What you will do » Provide an exact reproduction of every entry.

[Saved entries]
•••
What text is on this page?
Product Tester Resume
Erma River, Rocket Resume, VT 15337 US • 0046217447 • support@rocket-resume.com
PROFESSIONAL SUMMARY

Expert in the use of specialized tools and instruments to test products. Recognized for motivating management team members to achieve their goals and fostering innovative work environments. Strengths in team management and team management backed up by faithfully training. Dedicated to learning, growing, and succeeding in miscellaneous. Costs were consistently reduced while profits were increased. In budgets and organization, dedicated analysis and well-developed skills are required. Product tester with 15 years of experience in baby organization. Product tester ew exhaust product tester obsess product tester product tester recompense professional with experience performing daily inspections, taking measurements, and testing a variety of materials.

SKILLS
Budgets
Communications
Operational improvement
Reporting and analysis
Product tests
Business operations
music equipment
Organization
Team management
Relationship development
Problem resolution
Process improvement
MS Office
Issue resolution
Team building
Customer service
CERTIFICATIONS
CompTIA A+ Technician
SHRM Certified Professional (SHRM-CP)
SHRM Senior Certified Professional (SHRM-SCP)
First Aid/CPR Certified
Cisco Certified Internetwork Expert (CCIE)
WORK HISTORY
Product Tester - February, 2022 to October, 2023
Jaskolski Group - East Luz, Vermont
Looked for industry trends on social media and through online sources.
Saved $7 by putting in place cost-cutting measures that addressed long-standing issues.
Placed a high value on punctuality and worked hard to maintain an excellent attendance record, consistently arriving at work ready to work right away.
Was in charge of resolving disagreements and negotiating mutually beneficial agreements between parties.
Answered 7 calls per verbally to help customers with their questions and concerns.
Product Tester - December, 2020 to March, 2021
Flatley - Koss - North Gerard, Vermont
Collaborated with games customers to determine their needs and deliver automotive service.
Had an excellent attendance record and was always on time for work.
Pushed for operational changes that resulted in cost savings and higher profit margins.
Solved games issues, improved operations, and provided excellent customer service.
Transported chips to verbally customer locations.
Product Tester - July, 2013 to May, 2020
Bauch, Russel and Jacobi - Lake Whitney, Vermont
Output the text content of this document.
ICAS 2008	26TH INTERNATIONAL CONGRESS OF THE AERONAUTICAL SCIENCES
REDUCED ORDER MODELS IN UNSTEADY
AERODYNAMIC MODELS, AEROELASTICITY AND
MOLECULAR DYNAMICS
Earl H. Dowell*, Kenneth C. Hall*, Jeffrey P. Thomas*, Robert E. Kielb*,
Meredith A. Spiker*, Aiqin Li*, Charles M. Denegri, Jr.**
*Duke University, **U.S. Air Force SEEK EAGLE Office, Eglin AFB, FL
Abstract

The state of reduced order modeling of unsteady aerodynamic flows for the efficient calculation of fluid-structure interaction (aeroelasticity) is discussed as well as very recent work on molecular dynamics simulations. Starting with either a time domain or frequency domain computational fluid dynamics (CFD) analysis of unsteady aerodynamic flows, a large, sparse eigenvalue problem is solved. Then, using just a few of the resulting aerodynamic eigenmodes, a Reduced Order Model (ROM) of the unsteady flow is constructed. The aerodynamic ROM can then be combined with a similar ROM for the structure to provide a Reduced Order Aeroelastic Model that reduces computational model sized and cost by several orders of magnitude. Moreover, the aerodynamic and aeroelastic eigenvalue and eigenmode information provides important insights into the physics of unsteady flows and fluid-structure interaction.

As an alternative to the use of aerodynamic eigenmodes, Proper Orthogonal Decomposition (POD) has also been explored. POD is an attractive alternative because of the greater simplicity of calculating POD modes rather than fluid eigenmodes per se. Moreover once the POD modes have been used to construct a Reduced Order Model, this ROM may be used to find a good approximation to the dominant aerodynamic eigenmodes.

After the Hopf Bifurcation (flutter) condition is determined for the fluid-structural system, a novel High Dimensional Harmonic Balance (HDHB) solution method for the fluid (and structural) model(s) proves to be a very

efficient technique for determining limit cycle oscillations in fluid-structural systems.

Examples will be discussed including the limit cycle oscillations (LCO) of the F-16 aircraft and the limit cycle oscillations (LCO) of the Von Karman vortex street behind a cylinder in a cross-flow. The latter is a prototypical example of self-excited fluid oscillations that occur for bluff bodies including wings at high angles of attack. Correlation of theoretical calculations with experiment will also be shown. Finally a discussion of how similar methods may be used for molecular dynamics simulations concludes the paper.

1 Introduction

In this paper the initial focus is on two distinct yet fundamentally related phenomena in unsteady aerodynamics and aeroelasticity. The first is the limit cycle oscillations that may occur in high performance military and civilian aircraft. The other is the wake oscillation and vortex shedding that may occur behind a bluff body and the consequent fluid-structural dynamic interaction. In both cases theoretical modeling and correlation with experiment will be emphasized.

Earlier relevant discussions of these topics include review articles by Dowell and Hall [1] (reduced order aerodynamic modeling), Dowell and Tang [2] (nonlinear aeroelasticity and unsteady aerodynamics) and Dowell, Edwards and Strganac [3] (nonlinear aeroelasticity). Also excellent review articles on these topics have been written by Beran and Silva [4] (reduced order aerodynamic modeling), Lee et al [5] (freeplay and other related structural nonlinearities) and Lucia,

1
•••
Answer in full »
What text is on this page?
Product Tester Resume
Erma River, Rocket Resume, VT 15337 US • 0046217447 • support@rocket-resume.com
PROFESSIONAL SUMMARY

Expert in the use of specialized tools and instruments to test products. Recognized for motivating management team members to achieve their goals and fostering innovative work environments. Strengths in team management and team management backed up by faithfully training. Dedicated to learning, growing, and succeeding in miscellaneous. Costs were consistently reduced while profits were increased. In budgets and organization, dedicated analysis and well-developed skills are required. Product tester with 15 years of experience in baby organization. Product tester ew exhaust product tester obsess product tester product tester recompense professional with experience performing daily inspections, taking measurements, and testing a variety of materials.

SKILLS
Budgets
Communications
Operational improvement
Reporting and analysis
Product tests
Business operations
music equipment
Organization
Team management
Relationship development
Problem resolution
Process improvement
MS Office
Issue resolution
Team building
Customer service
CERTIFICATIONS
CompTIA A+ Technician
SHRM Certified Professional (SHRM-CP)
SHRM Senior Certified Professional (SHRM-SCP)
First Aid/CPR Certified
Cisco Certified Internetwork Expert (CCIE)
WORK HISTORY
Product Tester - February, 2022 to October, 2023
Jaskolski Group - East Luz, Vermont
Looked for industry trends on social media and through online sources.
Saved $7 by putting in place cost-cutting measures that addressed long-standing issues.
Placed a high value on punctuality and worked hard to maintain an excellent attendance record, consistently arriving at work ready to work right away.
Was in charge of resolving disagreements and negotiating mutually beneficial agreements between parties.
Answered 7 calls per verbally to help customers with their questions and concerns.
Product Tester - December, 2020 to March, 2021
Flatley - Koss - North Gerard, Vermont
Collaborated with games customers to determine their needs and deliver automotive service.
Had an excellent attendance record and was always on time for work.
Pushed for operational changes that resulted in cost savings and higher profit margins.
Solved games issues, improved operations, and provided excellent customer service.
Transported chips to verbally customer locations.
Product Tester - July, 2013 to May, 2020
Bauch, Russel and Jacobi - Lake Whitney, Vermont
Output the text content of this document.
ICAS 2008	26TH INTERNATIONAL CONGRESS OF THE AERONAUTICAL SCIENCES
REDUCED ORDER MODELS IN UNSTEADY
AERODYNAMIC MODELS, AEROELASTICITY AND
MOLECULAR DYNAMICS
Earl H. Dowell*, Kenneth C. Hall*, Jeffrey P. Thomas*, Robert E. Kielb*,
Meredith A. Spiker*, Aiqin Li*, Charles M. Denegri, Jr.**
*Duke University, **U.S. Air Force SEEK EAGLE Office, Eglin AFB, FL
Abstract

The state of reduced order modeling of unsteady aerodynamic flows for the efficient calculation of fluid-structure interaction (aeroelasticity) is discussed as well as very recent work on molecular dynamics simulations. Starting with either a time domain or frequency domain computational fluid dynamics (CFD) analysis of unsteady aerodynamic flows, a large, sparse eigenvalue problem is solved. Then, using just a few of the resulting aerodynamic eigenmodes, a Reduced Order Model (ROM) of the unsteady flow is constructed. The aerodynamic ROM can then be combined with a similar ROM for the structure to provide a Reduced Order Aeroelastic Model that reduces computational model sized and cost by several orders of magnitude. Moreover, the aerodynamic and aeroelastic eigenvalue and eigenmode information provides important insights into the physics of unsteady flows and fluid-structure interaction.

As an alternative to the use of aerodynamic eigenmodes, Proper Orthogonal Decomposition (POD) has also been explored. POD is an attractive alternative because of the greater simplicity of calculating POD modes rather than fluid eigenmodes per se. Moreover once the POD modes have been used to construct a Reduced Order Model, this ROM may be used to find a good approximation to the dominant aerodynamic eigenmodes.

After the Hopf Bifurcation (flutter) condition is determined for the fluid-structural system, a novel High Dimensional Harmonic Balance (HDHB) solution method for the fluid (and structural) model(s) proves to be a very

efficient technique for determining limit cycle oscillations in fluid-structural systems.

Examples will be discussed including the limit cycle oscillations (LCO) of the F-16 aircraft and the limit cycle oscillations (LCO) of the Von Karman vortex street behind a cylinder in a cross-flow. The latter is a prototypical example of self-excited fluid oscillations that occur for bluff bodies including wings at high angles of attack. Correlation of theoretical calculations with experiment will also be shown. Finally a discussion of how similar methods may be used for molecular dynamics simulations concludes the paper.

1 Introduction

In this paper the initial focus is on two distinct yet fundamentally related phenomena in unsteady aerodynamics and aeroelasticity. The first is the limit cycle oscillations that may occur in high performance military and civilian aircraft. The other is the wake oscillation and vortex shedding that may occur behind a bluff body and the consequent fluid-structural dynamic interaction. In both cases theoretical modeling and correlation with experiment will be emphasized.

Earlier relevant discussions of these topics include review articles by Dowell and Hall [1] (reduced order aerodynamic modeling), Dowell and Tang [2] (nonlinear aeroelasticity and unsteady aerodynamics) and Dowell, Edwards and Strganac [3] (nonlinear aeroelasticity). Also excellent review articles on these topics have been written by Beran and Silva [4] (reduced order aerodynamic modeling), Lee et al [5] (freeplay and other related structural nonlinearities) and Lucia,

1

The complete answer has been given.